DATASET -
= = = = =

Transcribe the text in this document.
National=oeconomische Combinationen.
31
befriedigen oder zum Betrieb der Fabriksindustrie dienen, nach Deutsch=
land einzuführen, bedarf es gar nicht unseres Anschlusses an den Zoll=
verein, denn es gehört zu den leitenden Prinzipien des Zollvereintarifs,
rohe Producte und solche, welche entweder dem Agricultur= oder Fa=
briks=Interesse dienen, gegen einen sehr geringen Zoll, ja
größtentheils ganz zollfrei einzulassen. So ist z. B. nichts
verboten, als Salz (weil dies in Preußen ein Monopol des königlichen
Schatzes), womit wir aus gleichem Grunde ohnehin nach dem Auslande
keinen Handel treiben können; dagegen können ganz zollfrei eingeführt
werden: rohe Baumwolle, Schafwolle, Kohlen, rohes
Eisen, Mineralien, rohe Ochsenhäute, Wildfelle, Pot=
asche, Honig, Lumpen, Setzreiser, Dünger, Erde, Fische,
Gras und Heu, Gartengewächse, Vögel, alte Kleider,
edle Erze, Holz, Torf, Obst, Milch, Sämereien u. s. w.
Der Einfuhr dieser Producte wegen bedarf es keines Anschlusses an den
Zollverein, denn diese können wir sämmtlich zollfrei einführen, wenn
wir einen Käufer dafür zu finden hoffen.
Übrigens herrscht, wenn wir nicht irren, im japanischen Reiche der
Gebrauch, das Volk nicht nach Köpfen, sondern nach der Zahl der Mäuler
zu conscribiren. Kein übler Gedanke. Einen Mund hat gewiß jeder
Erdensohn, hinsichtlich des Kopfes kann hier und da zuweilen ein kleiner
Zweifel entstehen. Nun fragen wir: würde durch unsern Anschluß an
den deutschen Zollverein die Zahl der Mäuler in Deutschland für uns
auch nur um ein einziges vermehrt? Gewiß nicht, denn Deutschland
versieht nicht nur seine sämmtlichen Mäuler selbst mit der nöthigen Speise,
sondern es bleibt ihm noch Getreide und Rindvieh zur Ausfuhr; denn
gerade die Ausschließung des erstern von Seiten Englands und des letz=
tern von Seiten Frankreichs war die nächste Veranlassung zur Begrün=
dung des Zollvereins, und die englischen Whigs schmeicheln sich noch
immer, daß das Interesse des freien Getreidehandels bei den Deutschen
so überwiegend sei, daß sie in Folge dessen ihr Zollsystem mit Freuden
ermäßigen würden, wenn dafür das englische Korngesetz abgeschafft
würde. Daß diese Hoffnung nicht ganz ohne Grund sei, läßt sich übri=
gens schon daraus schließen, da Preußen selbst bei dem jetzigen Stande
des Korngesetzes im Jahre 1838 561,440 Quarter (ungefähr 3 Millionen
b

= = = = =

Pull out every line holding "sondern" from the records above, and copy it.

Gebrauch, das Volk nicht nach Köpfen, sondern nach der Zahl der Mäuler
sondern es bleibt ihm noch Getreide und Rindvieh zur Ausfuhr; denn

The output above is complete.